» **Work task**: If a line in the data below holds the word "placement", include it in the count. Give only the final number.
-- Opening Marker --
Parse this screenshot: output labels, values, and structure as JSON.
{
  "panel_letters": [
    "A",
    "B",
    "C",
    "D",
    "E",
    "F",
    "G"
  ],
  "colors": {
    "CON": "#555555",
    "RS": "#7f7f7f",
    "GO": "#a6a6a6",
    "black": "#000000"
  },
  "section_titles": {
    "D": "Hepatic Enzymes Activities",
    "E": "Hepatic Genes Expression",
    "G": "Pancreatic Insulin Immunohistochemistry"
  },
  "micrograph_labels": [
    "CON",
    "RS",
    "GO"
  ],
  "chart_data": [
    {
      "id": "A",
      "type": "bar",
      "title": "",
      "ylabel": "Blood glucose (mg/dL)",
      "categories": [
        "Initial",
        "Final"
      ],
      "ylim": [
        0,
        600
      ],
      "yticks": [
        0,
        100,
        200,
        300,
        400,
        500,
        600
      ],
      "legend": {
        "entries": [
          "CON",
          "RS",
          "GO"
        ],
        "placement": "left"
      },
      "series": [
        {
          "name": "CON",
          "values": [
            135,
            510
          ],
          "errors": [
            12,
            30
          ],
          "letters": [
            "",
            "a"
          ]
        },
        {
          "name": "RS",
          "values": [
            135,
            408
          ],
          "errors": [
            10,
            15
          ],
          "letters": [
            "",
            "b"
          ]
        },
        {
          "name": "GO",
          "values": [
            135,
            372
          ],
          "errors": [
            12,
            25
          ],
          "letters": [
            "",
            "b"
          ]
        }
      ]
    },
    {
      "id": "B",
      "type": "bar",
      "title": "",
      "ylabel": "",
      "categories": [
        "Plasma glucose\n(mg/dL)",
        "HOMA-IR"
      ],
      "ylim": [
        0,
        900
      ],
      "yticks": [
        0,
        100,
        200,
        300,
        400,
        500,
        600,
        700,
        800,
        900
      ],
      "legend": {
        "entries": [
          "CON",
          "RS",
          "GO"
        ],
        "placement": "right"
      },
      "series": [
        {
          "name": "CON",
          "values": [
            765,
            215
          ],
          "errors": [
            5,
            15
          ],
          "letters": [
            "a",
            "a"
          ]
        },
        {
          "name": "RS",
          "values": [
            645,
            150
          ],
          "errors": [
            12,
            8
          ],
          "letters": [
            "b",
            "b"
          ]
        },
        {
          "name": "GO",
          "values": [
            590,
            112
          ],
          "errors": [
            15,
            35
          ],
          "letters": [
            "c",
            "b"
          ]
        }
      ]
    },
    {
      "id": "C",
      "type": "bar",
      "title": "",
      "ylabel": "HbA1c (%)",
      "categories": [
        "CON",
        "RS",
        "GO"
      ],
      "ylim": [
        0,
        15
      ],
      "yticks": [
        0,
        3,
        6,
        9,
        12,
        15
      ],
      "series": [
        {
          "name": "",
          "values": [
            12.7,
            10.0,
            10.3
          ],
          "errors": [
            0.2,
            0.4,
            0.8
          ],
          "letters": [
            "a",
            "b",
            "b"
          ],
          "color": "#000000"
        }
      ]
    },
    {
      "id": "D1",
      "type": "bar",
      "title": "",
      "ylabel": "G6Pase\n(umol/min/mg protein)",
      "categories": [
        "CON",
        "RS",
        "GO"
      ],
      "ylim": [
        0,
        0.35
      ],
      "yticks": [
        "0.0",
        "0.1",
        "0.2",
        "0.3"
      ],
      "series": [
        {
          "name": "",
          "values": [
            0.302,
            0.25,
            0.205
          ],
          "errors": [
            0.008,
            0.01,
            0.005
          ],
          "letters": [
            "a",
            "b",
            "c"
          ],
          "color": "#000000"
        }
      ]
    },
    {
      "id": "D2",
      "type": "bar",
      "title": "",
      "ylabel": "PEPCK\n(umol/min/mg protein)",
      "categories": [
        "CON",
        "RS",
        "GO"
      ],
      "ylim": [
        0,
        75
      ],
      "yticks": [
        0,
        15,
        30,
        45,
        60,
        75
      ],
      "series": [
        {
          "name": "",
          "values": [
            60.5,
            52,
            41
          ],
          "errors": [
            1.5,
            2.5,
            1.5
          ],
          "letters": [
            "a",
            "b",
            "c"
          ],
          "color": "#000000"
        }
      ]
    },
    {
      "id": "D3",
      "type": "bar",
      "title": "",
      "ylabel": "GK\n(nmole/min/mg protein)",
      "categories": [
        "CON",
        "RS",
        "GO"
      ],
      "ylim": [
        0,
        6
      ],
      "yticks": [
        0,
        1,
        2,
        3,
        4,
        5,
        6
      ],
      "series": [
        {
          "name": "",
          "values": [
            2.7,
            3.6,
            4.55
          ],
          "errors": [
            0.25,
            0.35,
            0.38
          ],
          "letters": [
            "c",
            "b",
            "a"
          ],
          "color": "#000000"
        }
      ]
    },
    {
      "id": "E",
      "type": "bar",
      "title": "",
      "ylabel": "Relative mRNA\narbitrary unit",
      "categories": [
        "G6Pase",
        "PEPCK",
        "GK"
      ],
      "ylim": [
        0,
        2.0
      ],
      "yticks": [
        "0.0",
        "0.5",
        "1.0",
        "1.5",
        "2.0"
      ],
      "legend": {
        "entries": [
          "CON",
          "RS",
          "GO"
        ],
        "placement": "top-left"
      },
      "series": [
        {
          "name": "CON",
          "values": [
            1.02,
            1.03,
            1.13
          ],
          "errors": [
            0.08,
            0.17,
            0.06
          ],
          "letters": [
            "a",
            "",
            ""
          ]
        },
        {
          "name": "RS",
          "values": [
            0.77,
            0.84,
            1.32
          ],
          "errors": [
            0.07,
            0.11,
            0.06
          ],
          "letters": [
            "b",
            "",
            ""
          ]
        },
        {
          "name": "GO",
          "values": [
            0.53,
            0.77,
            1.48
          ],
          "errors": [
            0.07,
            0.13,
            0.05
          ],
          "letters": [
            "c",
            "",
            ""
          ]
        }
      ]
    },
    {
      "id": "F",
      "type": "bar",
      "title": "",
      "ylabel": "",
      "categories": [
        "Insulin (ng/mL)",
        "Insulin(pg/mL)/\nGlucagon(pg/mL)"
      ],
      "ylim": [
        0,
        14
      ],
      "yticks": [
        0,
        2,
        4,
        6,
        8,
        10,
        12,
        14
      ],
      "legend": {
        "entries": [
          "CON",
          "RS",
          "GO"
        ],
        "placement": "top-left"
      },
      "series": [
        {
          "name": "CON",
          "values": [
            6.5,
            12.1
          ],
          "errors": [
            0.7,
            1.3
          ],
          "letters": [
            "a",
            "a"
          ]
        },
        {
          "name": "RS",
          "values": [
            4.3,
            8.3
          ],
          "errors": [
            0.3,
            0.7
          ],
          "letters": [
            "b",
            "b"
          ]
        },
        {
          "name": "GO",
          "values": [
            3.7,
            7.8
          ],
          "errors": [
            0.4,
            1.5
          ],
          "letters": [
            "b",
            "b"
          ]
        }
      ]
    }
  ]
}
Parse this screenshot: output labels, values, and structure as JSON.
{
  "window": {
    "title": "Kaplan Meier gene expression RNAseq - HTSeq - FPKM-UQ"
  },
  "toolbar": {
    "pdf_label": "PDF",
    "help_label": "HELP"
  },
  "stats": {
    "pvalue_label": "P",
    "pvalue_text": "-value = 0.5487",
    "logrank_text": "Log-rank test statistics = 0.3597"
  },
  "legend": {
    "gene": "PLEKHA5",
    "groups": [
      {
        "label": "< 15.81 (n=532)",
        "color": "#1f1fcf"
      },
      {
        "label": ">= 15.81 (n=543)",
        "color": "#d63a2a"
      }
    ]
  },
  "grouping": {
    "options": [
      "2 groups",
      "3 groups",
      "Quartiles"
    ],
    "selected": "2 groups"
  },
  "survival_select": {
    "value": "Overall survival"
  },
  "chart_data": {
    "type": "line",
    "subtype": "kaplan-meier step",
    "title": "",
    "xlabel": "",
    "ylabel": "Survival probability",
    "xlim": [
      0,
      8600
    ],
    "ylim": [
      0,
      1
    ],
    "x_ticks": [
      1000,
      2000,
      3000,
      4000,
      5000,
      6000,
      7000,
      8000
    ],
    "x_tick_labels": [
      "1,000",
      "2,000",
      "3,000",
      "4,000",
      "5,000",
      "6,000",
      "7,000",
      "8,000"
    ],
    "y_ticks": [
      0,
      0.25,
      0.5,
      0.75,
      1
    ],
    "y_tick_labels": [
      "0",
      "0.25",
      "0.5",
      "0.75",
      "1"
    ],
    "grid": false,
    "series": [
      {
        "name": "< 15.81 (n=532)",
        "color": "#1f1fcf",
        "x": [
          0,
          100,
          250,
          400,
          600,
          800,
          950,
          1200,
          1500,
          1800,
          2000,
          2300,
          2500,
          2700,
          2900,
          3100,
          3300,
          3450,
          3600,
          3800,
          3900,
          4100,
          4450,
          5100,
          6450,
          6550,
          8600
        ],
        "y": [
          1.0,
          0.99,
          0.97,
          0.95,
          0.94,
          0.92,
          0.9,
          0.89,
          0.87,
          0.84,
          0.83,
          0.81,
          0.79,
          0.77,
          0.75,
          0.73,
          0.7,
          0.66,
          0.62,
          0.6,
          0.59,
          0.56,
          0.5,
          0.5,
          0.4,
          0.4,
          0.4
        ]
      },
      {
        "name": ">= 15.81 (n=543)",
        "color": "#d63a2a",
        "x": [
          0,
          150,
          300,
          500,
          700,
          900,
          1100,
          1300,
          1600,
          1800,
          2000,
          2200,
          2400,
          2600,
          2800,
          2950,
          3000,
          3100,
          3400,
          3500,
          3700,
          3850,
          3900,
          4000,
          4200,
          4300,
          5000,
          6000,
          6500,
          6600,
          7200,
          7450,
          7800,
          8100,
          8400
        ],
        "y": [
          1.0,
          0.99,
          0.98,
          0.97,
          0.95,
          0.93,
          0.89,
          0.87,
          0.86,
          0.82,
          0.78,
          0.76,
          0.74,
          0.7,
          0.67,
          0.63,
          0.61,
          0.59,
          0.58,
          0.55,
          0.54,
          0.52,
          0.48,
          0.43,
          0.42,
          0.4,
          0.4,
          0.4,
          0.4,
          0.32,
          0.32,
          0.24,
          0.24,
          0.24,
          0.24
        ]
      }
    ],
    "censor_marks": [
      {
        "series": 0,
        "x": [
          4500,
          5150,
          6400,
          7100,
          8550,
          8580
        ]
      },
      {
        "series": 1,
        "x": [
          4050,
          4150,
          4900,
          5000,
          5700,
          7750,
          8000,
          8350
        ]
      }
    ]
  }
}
-- Closing Marker --
» **Task answer**: 4